AIM:
Below are the records; pull every line that includes "проект".

········

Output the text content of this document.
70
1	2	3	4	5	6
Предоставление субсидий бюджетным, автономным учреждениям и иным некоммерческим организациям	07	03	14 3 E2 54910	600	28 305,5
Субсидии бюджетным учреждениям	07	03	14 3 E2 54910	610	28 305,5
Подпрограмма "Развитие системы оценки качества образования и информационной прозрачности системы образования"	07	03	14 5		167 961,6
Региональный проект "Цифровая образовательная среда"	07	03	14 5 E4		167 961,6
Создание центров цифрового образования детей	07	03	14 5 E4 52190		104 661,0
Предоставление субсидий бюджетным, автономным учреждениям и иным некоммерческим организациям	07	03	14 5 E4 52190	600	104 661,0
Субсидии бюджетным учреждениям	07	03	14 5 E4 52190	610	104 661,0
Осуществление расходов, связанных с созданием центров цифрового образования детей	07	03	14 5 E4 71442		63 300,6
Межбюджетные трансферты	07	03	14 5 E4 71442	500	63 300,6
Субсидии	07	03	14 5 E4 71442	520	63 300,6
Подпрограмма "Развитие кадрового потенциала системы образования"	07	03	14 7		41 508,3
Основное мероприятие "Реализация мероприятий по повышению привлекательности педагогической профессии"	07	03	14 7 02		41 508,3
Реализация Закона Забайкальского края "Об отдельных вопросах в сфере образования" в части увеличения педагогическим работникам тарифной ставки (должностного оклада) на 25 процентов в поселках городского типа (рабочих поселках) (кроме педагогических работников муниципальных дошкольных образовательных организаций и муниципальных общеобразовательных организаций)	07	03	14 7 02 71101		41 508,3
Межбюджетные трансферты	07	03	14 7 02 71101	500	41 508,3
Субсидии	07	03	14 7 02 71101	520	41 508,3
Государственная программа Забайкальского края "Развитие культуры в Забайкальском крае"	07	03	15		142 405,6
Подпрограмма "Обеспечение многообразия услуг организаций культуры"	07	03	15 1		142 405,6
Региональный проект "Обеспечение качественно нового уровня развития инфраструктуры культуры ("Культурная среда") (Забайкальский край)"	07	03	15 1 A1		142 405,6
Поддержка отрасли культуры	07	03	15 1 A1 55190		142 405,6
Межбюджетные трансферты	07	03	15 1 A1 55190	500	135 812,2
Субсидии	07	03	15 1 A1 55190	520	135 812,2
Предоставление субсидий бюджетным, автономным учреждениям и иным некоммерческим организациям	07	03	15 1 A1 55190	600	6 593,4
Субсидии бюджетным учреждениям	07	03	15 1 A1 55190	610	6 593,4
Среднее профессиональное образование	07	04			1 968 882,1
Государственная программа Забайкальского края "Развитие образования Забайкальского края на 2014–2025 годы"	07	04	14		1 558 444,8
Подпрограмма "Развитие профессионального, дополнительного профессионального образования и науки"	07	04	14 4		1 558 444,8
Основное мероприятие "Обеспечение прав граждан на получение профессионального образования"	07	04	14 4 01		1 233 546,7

········

WRITTEN SOLUTION:
Региональный проект "Цифровая образовательная среда"	07	03	14 5 E4		167 961,6
Региональный проект "Обеспечение качественно нового уровня развития инфраструктуры культуры ("Культурная среда") (Забайкальский край)"	07	03	15 1 A1		142 405,6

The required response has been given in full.